» Goal:
Quote all entries in full, exactly.

Saved entries:
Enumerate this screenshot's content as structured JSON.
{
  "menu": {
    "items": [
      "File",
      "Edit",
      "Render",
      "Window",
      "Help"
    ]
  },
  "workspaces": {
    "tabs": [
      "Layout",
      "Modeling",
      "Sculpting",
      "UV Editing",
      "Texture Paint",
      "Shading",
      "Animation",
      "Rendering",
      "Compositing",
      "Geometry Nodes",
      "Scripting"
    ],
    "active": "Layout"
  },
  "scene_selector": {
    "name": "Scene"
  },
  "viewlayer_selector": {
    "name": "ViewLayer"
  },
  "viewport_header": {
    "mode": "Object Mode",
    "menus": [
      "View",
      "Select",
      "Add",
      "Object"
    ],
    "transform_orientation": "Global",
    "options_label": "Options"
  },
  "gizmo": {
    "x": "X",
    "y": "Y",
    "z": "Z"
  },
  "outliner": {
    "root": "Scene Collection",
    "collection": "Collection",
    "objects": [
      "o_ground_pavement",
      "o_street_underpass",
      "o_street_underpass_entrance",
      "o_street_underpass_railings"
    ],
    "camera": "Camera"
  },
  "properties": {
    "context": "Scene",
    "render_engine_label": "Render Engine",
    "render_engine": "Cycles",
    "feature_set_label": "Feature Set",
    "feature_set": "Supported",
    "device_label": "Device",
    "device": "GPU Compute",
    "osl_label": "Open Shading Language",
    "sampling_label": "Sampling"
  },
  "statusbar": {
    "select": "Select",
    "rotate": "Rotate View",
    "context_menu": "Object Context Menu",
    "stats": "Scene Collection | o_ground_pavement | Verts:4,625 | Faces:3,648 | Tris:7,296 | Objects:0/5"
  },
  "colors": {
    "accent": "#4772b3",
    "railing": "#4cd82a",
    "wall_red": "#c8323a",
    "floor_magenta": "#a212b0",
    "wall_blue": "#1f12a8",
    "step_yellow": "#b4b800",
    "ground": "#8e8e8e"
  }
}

» Reply:
Enumerate this screenshot's content as structured JSON.
{
  "menu": {
    "items": [
      "File",
      "Edit",
      "Render",
      "Window",
      "Help"
    ]
  },
  "workspaces": {
    "tabs": [
      "Layout",
      "Modeling",
      "Sculpting",
      "UV Editing",
      "Texture Paint",
      "Shading",
      "Animation",
      "Rendering",
      "Compositing",
      "Geometry Nodes",
      "Scripting"
    ],
    "active": "Layout"
  },
  "scene_selector": {
    "name": "Scene"
  },
  "viewlayer_selector": {
    "name": "ViewLayer"
  },
  "viewport_header": {
    "mode": "Object Mode",
    "menus": [
      "View",
      "Select",
      "Add",
      "Object"
    ],
    "transform_orientation": "Global",
    "options_label": "Options"
  },
  "gizmo": {
    "x": "X",
    "y": "Y",
    "z": "Z"
  },
  "outliner": {
    "root": "Scene Collection",
    "collection": "Collection",
    "objects": [
      "o_ground_pavement",
      "o_street_underpass",
      "o_street_underpass_entrance",
      "o_street_underpass_railings"
    ],
    "camera": "Camera"
  },
  "properties": {
    "context": "Scene",
    "render_engine_label": "Render Engine",
    "render_engine": "Cycles",
    "feature_set_label": "Feature Set",
    "feature_set": "Supported",
    "device_label": "Device",
    "device": "GPU Compute",
    "osl_label": "Open Shading Language",
    "sampling_label": "Sampling"
  },
  "statusbar": {
    "select": "Select",
    "rotate": "Rotate View",
    "context_menu": "Object Context Menu",
    "stats": "Scene Collection | o_ground_pavement | Verts:4,625 | Faces:3,648 | Tris:7,296 | Objects:0/5"
  },
  "colors": {
    "accent": "#4772b3",
    "railing": "#4cd82a",
    "wall_red": "#c8323a",
    "floor_magenta": "#a212b0",
    "wall_blue": "#1f12a8",
    "step_yellow": "#b4b800",
    "ground": "#8e8e8e"
  }
}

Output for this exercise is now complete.